-------- Supplied data --------
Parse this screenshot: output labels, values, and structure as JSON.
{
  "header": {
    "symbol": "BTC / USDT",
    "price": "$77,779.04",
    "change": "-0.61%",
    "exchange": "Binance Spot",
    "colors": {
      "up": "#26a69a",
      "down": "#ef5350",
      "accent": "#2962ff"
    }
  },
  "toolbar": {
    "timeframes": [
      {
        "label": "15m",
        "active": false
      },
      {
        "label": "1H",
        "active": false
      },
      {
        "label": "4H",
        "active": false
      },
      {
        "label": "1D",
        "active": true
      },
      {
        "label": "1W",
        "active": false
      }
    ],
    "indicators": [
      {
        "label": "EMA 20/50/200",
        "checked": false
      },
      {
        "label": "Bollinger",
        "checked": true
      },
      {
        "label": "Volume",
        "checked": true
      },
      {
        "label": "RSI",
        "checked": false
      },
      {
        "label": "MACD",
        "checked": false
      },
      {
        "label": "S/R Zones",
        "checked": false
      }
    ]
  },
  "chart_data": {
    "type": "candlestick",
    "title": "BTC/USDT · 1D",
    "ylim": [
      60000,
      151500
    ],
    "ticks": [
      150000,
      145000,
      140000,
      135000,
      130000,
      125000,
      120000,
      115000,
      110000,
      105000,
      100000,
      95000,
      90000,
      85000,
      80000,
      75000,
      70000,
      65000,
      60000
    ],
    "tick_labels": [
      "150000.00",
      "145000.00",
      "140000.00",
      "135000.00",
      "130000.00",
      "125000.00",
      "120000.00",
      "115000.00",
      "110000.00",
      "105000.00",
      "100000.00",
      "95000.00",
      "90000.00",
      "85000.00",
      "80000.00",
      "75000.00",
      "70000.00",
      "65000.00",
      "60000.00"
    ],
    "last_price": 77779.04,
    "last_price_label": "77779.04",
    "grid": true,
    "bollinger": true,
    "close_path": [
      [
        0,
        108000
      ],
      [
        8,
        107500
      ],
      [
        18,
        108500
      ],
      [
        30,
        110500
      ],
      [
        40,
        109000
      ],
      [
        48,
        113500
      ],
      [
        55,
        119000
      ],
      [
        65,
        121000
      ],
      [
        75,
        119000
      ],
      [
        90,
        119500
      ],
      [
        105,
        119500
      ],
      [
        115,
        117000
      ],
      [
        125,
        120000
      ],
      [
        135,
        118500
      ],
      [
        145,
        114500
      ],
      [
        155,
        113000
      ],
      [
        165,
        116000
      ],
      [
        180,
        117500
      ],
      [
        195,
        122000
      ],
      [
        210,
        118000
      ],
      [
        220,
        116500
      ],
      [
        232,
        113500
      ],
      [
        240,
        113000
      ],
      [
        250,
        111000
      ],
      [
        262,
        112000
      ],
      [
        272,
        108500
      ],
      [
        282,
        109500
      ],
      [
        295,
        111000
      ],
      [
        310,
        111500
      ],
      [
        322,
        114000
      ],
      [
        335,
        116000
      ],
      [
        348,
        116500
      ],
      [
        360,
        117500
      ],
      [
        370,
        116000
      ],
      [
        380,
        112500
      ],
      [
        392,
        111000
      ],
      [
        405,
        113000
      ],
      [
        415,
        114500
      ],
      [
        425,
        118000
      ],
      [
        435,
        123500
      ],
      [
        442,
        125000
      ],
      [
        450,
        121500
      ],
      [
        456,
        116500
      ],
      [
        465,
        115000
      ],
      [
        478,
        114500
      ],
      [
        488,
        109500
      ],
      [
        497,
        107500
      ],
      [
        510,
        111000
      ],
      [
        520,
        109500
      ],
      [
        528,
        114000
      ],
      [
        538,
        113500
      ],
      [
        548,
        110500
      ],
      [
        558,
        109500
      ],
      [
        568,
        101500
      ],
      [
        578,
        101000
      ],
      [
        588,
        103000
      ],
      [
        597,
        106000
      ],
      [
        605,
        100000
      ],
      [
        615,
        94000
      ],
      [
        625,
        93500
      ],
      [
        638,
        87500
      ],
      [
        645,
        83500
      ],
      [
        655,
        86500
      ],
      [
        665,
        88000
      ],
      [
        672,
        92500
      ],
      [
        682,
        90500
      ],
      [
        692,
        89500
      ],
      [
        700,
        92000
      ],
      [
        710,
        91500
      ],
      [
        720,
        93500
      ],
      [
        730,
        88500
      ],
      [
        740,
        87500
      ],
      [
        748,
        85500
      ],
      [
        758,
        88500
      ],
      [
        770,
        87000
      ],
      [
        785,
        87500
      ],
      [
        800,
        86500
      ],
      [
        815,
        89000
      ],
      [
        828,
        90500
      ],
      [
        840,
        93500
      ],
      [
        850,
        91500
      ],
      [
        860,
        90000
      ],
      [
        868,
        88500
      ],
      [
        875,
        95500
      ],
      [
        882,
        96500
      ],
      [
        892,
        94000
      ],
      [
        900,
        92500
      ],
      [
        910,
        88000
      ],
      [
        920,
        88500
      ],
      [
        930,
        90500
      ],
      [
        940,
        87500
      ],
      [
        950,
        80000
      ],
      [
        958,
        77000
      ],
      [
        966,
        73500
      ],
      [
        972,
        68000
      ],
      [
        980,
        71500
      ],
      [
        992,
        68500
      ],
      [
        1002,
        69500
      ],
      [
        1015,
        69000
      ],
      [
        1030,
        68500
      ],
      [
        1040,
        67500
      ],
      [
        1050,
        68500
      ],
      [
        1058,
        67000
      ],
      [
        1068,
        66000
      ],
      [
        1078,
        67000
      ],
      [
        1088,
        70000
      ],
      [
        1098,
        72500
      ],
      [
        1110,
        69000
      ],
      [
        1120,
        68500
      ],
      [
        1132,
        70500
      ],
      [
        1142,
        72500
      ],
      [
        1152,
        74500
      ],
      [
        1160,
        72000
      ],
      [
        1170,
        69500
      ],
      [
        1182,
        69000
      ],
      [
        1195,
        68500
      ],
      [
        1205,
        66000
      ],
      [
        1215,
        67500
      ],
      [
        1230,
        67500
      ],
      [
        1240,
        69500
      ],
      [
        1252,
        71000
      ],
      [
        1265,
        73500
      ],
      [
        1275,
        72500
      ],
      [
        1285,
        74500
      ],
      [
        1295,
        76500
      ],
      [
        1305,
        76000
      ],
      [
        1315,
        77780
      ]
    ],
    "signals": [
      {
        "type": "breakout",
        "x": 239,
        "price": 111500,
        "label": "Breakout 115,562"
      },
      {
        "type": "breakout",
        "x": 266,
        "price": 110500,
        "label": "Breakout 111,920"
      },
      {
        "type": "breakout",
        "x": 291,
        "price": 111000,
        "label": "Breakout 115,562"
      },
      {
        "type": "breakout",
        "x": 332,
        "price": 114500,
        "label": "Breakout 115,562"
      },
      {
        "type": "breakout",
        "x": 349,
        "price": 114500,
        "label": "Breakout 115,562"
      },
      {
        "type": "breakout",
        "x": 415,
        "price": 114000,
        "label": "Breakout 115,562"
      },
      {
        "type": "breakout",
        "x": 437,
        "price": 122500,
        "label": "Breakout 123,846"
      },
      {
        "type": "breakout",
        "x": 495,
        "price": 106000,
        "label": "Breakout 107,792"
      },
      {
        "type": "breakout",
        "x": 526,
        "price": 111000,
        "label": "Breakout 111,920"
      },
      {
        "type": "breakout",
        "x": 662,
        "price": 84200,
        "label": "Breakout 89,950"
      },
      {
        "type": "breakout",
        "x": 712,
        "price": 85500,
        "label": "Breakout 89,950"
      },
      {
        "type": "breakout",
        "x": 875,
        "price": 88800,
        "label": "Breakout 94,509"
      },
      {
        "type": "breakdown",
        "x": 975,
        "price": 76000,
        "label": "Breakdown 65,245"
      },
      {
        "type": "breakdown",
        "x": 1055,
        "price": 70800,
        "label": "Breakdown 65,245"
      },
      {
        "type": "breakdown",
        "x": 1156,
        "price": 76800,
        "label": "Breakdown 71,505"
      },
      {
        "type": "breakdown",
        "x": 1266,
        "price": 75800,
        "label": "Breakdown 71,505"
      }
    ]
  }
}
--------
-- Given task --
Pick out all the lines with the word "true" in them and copy them.

-- Solution below --
        "active": true
        "checked": true
        "checked": true
    "grid": true,
    "bollinger": true,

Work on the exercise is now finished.